Reproduce the items from the first line through the line containing "- chart1-x-tick-label: 400: [451, 844, 507, 885]", changing every "tick-label" to "tick-text" and leaving all else unchanged.

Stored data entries
++++

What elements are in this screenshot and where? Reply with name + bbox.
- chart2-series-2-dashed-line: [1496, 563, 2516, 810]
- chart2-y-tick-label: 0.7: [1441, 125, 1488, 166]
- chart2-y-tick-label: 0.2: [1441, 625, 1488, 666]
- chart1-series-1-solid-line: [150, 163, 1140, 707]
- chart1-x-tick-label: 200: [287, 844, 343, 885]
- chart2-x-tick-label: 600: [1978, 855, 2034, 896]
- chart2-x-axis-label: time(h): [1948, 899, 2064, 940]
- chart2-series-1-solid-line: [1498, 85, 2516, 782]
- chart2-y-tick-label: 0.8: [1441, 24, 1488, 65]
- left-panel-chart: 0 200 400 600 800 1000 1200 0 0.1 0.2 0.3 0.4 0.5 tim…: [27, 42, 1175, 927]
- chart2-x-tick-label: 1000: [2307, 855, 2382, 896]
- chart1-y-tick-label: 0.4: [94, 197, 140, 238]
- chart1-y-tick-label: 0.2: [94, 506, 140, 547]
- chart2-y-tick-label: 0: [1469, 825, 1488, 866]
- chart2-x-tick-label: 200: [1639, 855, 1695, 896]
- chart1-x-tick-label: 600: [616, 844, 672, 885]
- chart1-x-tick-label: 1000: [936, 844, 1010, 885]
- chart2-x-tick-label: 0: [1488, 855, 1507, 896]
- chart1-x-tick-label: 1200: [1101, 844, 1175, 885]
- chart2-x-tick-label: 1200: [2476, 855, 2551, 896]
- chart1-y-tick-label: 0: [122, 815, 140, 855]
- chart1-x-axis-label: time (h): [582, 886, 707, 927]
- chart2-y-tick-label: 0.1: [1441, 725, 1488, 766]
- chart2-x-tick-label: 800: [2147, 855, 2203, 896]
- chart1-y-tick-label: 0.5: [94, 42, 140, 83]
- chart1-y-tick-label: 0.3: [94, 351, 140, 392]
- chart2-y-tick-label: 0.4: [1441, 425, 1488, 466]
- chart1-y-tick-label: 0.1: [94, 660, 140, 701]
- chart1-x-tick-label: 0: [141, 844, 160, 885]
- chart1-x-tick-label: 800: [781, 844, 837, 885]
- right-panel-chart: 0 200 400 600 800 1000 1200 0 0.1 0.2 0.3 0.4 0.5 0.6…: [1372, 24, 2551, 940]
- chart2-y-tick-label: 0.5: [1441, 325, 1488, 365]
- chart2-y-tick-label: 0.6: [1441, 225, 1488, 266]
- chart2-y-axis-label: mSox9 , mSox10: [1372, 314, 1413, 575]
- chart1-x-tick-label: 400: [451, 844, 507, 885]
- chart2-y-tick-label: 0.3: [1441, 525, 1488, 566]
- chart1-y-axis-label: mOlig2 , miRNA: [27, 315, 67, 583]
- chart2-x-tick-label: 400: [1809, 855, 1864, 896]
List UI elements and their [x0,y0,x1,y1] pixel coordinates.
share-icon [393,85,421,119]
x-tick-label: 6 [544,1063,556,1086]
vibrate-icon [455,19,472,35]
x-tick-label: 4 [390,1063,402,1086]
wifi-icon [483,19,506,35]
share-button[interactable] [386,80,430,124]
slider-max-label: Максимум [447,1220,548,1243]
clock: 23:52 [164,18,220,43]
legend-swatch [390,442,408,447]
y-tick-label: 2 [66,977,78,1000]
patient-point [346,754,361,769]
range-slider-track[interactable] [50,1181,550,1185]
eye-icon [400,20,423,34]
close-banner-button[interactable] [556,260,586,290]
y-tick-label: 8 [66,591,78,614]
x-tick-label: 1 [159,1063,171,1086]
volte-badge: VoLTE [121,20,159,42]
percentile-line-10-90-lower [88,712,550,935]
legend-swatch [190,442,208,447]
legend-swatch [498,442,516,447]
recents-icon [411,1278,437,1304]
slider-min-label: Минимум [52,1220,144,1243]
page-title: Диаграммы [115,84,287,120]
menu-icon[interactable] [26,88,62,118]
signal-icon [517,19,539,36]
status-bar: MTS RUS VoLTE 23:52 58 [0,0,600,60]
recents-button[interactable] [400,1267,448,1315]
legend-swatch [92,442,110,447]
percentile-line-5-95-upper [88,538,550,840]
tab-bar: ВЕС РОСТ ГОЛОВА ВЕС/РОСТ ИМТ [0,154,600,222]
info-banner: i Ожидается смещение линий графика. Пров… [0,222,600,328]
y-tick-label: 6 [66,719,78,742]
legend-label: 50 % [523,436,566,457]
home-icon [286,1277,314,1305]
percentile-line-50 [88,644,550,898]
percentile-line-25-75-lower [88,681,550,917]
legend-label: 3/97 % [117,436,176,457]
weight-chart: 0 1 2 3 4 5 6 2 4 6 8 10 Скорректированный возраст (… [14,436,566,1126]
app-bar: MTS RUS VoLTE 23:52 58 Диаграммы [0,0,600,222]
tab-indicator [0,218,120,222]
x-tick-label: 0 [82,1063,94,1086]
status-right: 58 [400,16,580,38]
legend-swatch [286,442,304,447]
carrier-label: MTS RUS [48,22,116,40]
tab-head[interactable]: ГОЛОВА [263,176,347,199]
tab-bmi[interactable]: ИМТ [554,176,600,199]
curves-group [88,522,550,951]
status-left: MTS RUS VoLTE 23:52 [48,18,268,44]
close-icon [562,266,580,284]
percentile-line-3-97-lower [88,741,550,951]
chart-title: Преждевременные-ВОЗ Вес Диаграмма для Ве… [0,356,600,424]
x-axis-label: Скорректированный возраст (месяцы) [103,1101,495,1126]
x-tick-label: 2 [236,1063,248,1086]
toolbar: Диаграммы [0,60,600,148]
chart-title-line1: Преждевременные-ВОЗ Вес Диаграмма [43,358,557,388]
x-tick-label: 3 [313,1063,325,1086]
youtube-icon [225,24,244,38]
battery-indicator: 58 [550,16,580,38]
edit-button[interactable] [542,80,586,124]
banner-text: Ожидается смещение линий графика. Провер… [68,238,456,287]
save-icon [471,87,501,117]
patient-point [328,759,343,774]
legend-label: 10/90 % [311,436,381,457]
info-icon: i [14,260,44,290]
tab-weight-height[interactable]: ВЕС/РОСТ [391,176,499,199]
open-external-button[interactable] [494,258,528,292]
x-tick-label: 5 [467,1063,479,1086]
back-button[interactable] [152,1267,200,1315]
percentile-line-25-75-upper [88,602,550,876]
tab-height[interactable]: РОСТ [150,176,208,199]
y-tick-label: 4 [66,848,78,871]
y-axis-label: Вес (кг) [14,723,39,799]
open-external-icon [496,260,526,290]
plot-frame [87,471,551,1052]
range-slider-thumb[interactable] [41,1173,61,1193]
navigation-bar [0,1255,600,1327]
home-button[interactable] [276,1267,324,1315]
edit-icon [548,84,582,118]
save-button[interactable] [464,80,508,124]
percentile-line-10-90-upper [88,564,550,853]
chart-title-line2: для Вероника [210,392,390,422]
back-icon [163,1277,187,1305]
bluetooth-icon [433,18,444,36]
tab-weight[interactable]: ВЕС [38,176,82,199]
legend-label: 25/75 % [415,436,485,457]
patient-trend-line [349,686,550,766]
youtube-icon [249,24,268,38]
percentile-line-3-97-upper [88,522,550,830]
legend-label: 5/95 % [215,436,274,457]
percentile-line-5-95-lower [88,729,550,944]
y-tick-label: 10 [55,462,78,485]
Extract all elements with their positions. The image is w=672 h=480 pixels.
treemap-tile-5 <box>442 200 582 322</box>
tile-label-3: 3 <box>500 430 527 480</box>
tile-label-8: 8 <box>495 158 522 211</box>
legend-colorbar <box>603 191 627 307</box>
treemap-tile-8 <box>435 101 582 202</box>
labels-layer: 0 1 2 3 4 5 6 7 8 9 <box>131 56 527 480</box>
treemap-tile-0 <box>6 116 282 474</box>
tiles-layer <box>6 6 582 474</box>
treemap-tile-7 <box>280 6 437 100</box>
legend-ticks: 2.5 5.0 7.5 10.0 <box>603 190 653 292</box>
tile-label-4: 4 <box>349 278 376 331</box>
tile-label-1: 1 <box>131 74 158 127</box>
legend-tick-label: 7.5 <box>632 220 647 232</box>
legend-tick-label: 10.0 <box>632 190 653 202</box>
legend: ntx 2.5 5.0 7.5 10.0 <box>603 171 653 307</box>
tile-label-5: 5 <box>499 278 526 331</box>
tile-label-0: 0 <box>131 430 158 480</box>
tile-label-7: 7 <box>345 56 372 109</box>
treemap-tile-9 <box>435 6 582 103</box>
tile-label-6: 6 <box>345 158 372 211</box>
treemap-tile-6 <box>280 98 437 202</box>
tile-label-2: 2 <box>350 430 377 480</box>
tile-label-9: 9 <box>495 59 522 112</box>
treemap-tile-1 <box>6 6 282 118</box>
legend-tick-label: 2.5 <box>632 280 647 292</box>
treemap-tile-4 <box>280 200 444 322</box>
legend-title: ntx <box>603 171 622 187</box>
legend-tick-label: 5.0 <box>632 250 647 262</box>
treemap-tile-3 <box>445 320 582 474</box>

++++

→ IN RESPONSE
What elements are in this screenshot and where? Reply with name + bbox.
- chart2-series-2-dashed-line: [1496, 563, 2516, 810]
- chart2-y-tick-text: 0.7: [1441, 125, 1488, 166]
- chart2-y-tick-text: 0.2: [1441, 625, 1488, 666]
- chart1-series-1-solid-line: [150, 163, 1140, 707]
- chart1-x-tick-text: 200: [287, 844, 343, 885]
- chart2-x-tick-text: 600: [1978, 855, 2034, 896]
- chart2-x-axis-label: time(h): [1948, 899, 2064, 940]
- chart2-series-1-solid-line: [1498, 85, 2516, 782]
- chart2-y-tick-text: 0.8: [1441, 24, 1488, 65]
- left-panel-chart: 0 200 400 600 800 1000 1200 0 0.1 0.2 0.3 0.4 0.5 tim…: [27, 42, 1175, 927]
- chart2-x-tick-text: 1000: [2307, 855, 2382, 896]
- chart1-y-tick-text: 0.4: [94, 197, 140, 238]
- chart1-y-tick-text: 0.2: [94, 506, 140, 547]
- chart2-y-tick-text: 0: [1469, 825, 1488, 866]
- chart2-x-tick-text: 200: [1639, 855, 1695, 896]
- chart1-x-tick-text: 600: [616, 844, 672, 885]
- chart1-x-tick-text: 1000: [936, 844, 1010, 885]
- chart2-x-tick-text: 0: [1488, 855, 1507, 896]
- chart1-x-tick-text: 1200: [1101, 844, 1175, 885]
- chart2-x-tick-text: 1200: [2476, 855, 2551, 896]
- chart1-y-tick-text: 0: [122, 815, 140, 855]
- chart1-x-axis-label: time (h): [582, 886, 707, 927]
- chart2-y-tick-text: 0.1: [1441, 725, 1488, 766]
- chart2-x-tick-text: 800: [2147, 855, 2203, 896]
- chart1-y-tick-text: 0.5: [94, 42, 140, 83]
- chart1-y-tick-text: 0.3: [94, 351, 140, 392]
- chart2-y-tick-text: 0.4: [1441, 425, 1488, 466]
- chart1-y-tick-text: 0.1: [94, 660, 140, 701]
- chart1-x-tick-text: 0: [141, 844, 160, 885]
- chart1-x-tick-text: 800: [781, 844, 837, 885]
- right-panel-chart: 0 200 400 600 800 1000 1200 0 0.1 0.2 0.3 0.4 0.5 0.6…: [1372, 24, 2551, 940]
- chart2-y-tick-text: 0.5: [1441, 325, 1488, 365]
- chart2-y-tick-text: 0.6: [1441, 225, 1488, 266]
- chart2-y-axis-label: mSox9 , mSox10: [1372, 314, 1413, 575]
- chart1-x-tick-text: 400: [451, 844, 507, 885]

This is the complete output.